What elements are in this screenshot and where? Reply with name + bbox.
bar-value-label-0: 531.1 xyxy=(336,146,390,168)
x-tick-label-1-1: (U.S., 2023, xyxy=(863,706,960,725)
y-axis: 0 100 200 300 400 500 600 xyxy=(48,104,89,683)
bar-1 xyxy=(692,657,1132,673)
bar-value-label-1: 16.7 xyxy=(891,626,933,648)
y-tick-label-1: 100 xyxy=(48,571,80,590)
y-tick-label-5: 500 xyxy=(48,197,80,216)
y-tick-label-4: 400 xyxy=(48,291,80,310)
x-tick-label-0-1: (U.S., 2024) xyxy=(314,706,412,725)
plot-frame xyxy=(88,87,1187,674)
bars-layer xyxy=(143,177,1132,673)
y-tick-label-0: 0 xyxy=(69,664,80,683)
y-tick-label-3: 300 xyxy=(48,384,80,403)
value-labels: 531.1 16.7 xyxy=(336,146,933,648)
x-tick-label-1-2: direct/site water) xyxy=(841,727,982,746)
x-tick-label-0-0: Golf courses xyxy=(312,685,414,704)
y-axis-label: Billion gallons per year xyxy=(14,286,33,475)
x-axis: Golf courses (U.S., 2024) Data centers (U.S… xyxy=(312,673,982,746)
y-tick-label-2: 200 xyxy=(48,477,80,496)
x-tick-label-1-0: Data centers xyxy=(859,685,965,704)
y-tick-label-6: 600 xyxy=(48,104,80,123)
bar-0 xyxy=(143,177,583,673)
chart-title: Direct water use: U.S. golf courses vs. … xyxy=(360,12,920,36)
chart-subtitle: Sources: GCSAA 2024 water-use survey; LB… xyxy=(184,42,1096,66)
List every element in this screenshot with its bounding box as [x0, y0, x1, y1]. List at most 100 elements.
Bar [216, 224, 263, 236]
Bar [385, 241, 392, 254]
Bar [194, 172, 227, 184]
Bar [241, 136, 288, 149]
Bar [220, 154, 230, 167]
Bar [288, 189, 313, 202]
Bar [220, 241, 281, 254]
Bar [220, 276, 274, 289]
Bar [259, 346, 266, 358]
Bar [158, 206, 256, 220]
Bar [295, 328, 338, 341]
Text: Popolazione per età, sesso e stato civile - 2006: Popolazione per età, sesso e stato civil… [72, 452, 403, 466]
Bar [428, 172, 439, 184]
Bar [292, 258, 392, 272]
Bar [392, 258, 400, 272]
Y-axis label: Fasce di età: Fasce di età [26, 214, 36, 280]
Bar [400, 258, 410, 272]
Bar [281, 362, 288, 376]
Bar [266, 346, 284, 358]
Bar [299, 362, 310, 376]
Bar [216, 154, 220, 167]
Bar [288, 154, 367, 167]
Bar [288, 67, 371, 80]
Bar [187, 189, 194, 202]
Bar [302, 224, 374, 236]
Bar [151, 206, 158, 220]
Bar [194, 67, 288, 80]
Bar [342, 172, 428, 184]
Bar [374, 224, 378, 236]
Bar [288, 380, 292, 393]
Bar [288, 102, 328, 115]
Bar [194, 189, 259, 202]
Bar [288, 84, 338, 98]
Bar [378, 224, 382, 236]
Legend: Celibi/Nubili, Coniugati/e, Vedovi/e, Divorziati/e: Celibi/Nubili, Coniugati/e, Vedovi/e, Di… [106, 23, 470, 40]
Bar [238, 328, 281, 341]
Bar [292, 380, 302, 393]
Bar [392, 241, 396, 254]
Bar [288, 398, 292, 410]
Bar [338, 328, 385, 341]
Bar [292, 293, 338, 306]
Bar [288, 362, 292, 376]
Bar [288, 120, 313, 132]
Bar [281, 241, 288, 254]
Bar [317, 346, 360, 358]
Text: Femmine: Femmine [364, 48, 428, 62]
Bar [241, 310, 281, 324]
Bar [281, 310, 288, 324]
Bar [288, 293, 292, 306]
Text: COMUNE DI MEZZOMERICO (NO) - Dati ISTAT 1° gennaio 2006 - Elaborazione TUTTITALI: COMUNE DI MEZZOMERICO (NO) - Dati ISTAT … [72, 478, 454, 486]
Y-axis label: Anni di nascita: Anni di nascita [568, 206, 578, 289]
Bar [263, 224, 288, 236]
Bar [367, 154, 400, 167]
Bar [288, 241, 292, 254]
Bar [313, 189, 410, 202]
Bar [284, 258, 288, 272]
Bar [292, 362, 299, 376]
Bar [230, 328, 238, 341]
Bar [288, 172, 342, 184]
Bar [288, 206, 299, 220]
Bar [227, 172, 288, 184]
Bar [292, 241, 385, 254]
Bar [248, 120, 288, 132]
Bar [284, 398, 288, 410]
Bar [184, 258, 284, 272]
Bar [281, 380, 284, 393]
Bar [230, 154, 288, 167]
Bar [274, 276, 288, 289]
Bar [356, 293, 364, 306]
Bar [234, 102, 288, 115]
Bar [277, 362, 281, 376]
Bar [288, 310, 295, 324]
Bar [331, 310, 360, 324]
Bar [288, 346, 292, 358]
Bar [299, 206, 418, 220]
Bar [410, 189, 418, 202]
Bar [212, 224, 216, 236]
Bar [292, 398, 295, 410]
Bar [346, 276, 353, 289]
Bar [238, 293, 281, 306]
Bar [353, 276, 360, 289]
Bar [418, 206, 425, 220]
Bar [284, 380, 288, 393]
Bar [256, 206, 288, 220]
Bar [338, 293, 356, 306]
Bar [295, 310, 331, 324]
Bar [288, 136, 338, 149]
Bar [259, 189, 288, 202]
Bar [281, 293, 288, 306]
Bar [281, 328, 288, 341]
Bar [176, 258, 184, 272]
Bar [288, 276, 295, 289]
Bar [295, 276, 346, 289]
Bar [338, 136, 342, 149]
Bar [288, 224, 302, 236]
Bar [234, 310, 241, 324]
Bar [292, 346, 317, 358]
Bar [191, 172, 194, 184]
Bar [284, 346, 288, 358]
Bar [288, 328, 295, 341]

+ + + +

__TASK STATEMENT__. Lay out every line of the records above as a Markdown table with two columns, Number and Text. Give each line its own numbered row and leave out any blank lines.

__PROBLEM SOLUTION__.
| Number | Text |
|---|---|
| 1 | What elements are in this screenshot and where? Reply with name + bbox. |
| 2 | bar-value-label-0: 531.1 xyxy=(336,146,390,168) |
| 3 | x-tick-label-1-1: (U.S., 2023, xyxy=(863,706,960,725) |
| 4 | y-axis: 0 100 200 300 400 500 600 xyxy=(48,104,89,683) |
| 5 | bar-1 xyxy=(692,657,1132,673) |
| 6 | bar-value-label-1: 16.7 xyxy=(891,626,933,648) |
| 7 | y-tick-label-1: 100 xyxy=(48,571,80,590) |
| 8 | y-tick-label-5: 500 xyxy=(48,197,80,216) |
| 9 | y-tick-label-4: 400 xyxy=(48,291,80,310) |
| 10 | x-tick-label-0-1: (U.S., 2024) xyxy=(314,706,412,725) |
| 11 | plot-frame xyxy=(88,87,1187,674) |
| 12 | bars-layer xyxy=(143,177,1132,673) |
| 13 | y-tick-label-0: 0 xyxy=(69,664,80,683) |
| 14 | y-tick-label-3: 300 xyxy=(48,384,80,403) |
| 15 | value-labels: 531.1 16.7 xyxy=(336,146,933,648) |
| 16 | x-tick-label-1-2: direct/site water) xyxy=(841,727,982,746) |
| 17 | x-tick-label-0-0: Golf courses xyxy=(312,685,414,704) |
| 18 | y-axis-label: Billion gallons per year xyxy=(14,286,33,475) |
| 19 | x-axis: Golf courses (U.S., 2024) Data centers (U.S… xyxy=(312,673,982,746) |
| 20 | y-tick-label-2: 200 xyxy=(48,477,80,496) |
| 21 | x-tick-label-1-0: Data centers xyxy=(859,685,965,704) |
| 22 | y-tick-label-6: 600 xyxy=(48,104,80,123) |
| 23 | bar-0 xyxy=(143,177,583,673) |
| 24 | chart-title: Direct water use: U.S. golf courses vs. … xyxy=(360,12,920,36) |
| 25 | chart-subtitle: Sources: GCSAA 2024 water-use survey; LB… xyxy=(184,42,1096,66) |
| 26 | List every element in this screenshot with its bounding box as [x0, y0, x1, y1]. List at most 100 elements. |
| 27 | Bar [216, 224, 263, 236] |
| 28 | Bar [385, 241, 392, 254] |
| 29 | Bar [194, 172, 227, 184] |
| 30 | Bar [241, 136, 288, 149] |
| 31 | Bar [220, 154, 230, 167] |
| 32 | Bar [288, 189, 313, 202] |
| 33 | Bar [220, 241, 281, 254] |
| 34 | Bar [220, 276, 274, 289] |
| 35 | Bar [259, 346, 266, 358] |
| 36 | Bar [158, 206, 256, 220] |
| 37 | Bar [295, 328, 338, 341] |
| 38 | Text: Popolazione per età, sesso e stato civile - 2006: Popolazione per età, sesso e stato civil… [72, 452, 403, 466] |
| 39 | Bar [428, 172, 439, 184] |
| 40 | Bar [292, 258, 392, 272] |
| 41 | Bar [392, 258, 400, 272] |
| 42 | Y-axis label: Fasce di età: Fasce di età [26, 214, 36, 280] |
| 43 | Bar [400, 258, 410, 272] |
| 44 | Bar [281, 362, 288, 376] |
| 45 | Bar [266, 346, 284, 358] |
| 46 | Bar [299, 362, 310, 376] |
| 47 | Bar [216, 154, 220, 167] |
| 48 | Bar [288, 154, 367, 167] |
| 49 | Bar [288, 67, 371, 80] |
| 50 | Bar [187, 189, 194, 202] |
| 51 | Bar [302, 224, 374, 236] |
| 52 | Bar [151, 206, 158, 220] |
| 53 | Bar [194, 67, 288, 80] |
| 54 | Bar [342, 172, 428, 184] |
| 55 | Bar [374, 224, 378, 236] |
| 56 | Bar [288, 380, 292, 393] |
| 57 | Bar [288, 102, 328, 115] |
| 58 | Bar [194, 189, 259, 202] |
| 59 | Bar [288, 84, 338, 98] |
| 60 | Bar [378, 224, 382, 236] |
| 61 | Legend: Celibi/Nubili, Coniugati/e, Vedovi/e, Divorziati/e: Celibi/Nubili, Coniugati/e, Vedovi/e, Di… [106, 23, 470, 40] |
| 62 | Bar [238, 328, 281, 341] |
| 63 | Bar [292, 380, 302, 393] |
| 64 | Bar [392, 241, 396, 254] |
| 65 | Bar [288, 398, 292, 410] |
| 66 | Bar [338, 328, 385, 341] |
| 67 | Bar [292, 293, 338, 306] |
| 68 | Bar [288, 362, 292, 376] |
| 69 | Bar [288, 120, 313, 132] |
| 70 | Bar [281, 241, 288, 254] |
| 71 | Bar [317, 346, 360, 358] |
| 72 | Text: Femmine: Femmine [364, 48, 428, 62] |
| 73 | Bar [241, 310, 281, 324] |
| 74 | Bar [281, 310, 288, 324] |
| 75 | Bar [288, 293, 292, 306] |
| 76 | Text: COMUNE DI MEZZOMERICO (NO) - Dati ISTAT 1° gennaio 2006 - Elaborazione TUTTITALI: COMUNE DI MEZZOMERICO (NO) - Dati ISTAT … [72, 478, 454, 486] |
| 77 | Y-axis label: Anni di nascita: Anni di nascita [568, 206, 578, 289] |
| 78 | Bar [263, 224, 288, 236] |
| 79 | Bar [367, 154, 400, 167] |
| 80 | Bar [288, 241, 292, 254] |
| 81 | Bar [313, 189, 410, 202] |
| 82 | Bar [284, 258, 288, 272] |
| 83 | Bar [292, 362, 299, 376] |
| 84 | Bar [230, 328, 238, 341] |
| 85 | Bar [288, 172, 342, 184] |
| 86 | Bar [288, 206, 299, 220] |
| 87 | Bar [227, 172, 288, 184] |
| 88 | Bar [292, 241, 385, 254] |
| 89 | Bar [248, 120, 288, 132] |
| 90 | Bar [284, 398, 288, 410] |
| 91 | Bar [184, 258, 284, 272] |
| 92 | Bar [281, 380, 284, 393] |
| 93 | Bar [230, 154, 288, 167] |
| 94 | Bar [274, 276, 288, 289] |
| 95 | Bar [356, 293, 364, 306] |
| 96 | Bar [234, 102, 288, 115] |
| 97 | Bar [277, 362, 281, 376] |
| 98 | Bar [288, 310, 295, 324] |
| 99 | Bar [331, 310, 360, 324] |
| 100 | Bar [288, 346, 292, 358] |
| 101 | Bar [299, 206, 418, 220] |
| 102 | Bar [410, 189, 418, 202] |
| 103 | Bar [212, 224, 216, 236] |
| 104 | Bar [292, 398, 295, 410] |
| 105 | Bar [346, 276, 353, 289] |
| 106 | Bar [238, 293, 281, 306] |
| 107 | Bar [353, 276, 360, 289] |
| 108 | Bar [418, 206, 425, 220] |
| 109 | Bar [284, 380, 288, 393] |
| 110 | Bar [256, 206, 288, 220] |
| 111 | Bar [338, 293, 356, 306] |
| 112 | Bar [295, 310, 331, 324] |
| 113 | Bar [288, 136, 338, 149] |
| 114 | Bar [259, 189, 288, 202] |
| 115 | Bar [281, 293, 288, 306] |
| 116 | Bar [281, 328, 288, 341] |
| 117 | Bar [176, 258, 184, 272] |
| 118 | Bar [288, 276, 295, 289] |
| 119 | Bar [295, 276, 346, 289] |
| 120 | Bar [338, 136, 342, 149] |
| 121 | Bar [288, 224, 302, 236] |
| 122 | Bar [234, 310, 241, 324] |
| 123 | Bar [292, 346, 317, 358] |
| 124 | Bar [191, 172, 194, 184] |
| 125 | Bar [284, 346, 288, 358] |
| 126 | Bar [288, 328, 295, 341] |